_Requirements_
Write out each record below exactly as it appears, with no pictures.

* start Records supplied *

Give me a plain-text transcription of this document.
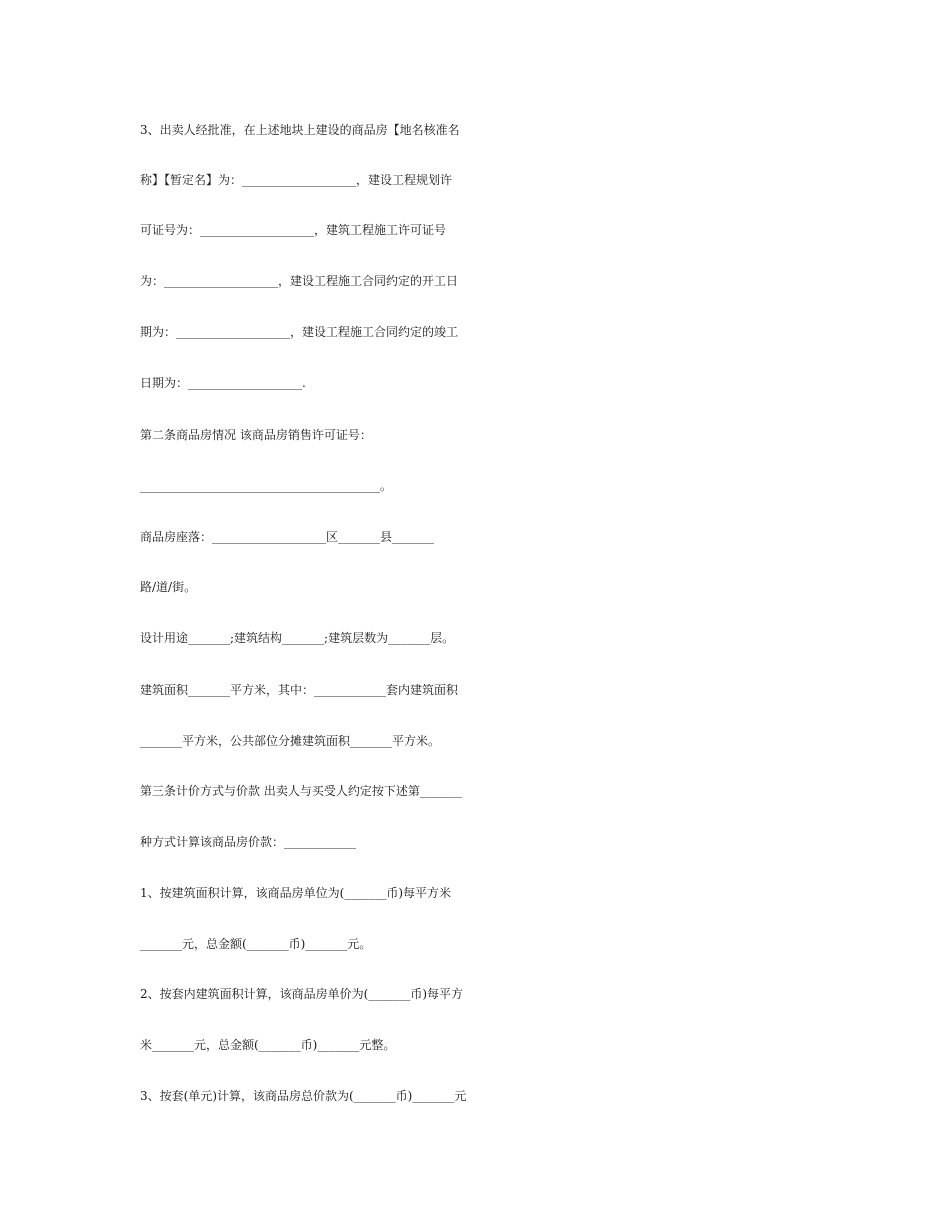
3、出卖人经批准，在上述地块上建设的商品房【地名核准名
称】【暂定名】为：___________________，建设工程规划许
可证号为：___________________，建筑工程施工许可证号
为：___________________，建设工程施工合同约定的开工日
期为：___________________，建设工程施工合同约定的竣工
日期为：___________________.
第二条商品房情况 该商品房销售许可证号：
________________________________________。
商品房座落：___________________区_______县_______
路/道/街。
设计用途_______;建筑结构_______;建筑层数为_______层。
建筑面积_______平方米，其中：____________套内建筑面积
_______平方米，公共部位分摊建筑面积_______平方米。
第三条计价方式与价款 出卖人与买受人约定按下述第_______
种方式计算该商品房价款：____________
1、按建筑面积计算，该商品房单位为(_______币)每平方米
_______元，总金额(_______币)_______元。
2、按套内建筑面积计算，该商品房单价为(_______币)每平方
米_______元，总金额(_______币)_______元整。
3、按套(单元)计算，该商品房总价款为(_______币)_______元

* end Records supplied *

_Worked solution_
Give me a plain-text transcription of this document.
3、出卖人经批准，在上述地块上建设的商品房【地名核准名
称】【暂定名】为：___________________，建设工程规划许
可证号为：___________________，建筑工程施工许可证号
为：___________________，建设工程施工合同约定的开工日
期为：___________________，建设工程施工合同约定的竣工
日期为：___________________.
第二条商品房情况 该商品房销售许可证号：
________________________________________。
商品房座落：___________________区_______县_______
路/道/街。
设计用途_______;建筑结构_______;建筑层数为_______层。
建筑面积_______平方米，其中：____________套内建筑面积
_______平方米，公共部位分摊建筑面积_______平方米。
第三条计价方式与价款 出卖人与买受人约定按下述第_______
种方式计算该商品房价款：____________
1、按建筑面积计算，该商品房单位为(_______币)每平方米
_______元，总金额(_______币)_______元。
2、按套内建筑面积计算，该商品房单价为(_______币)每平方
米_______元，总金额(_______币)_______元整。
3、按套(单元)计算，该商品房总价款为(_______币)_______元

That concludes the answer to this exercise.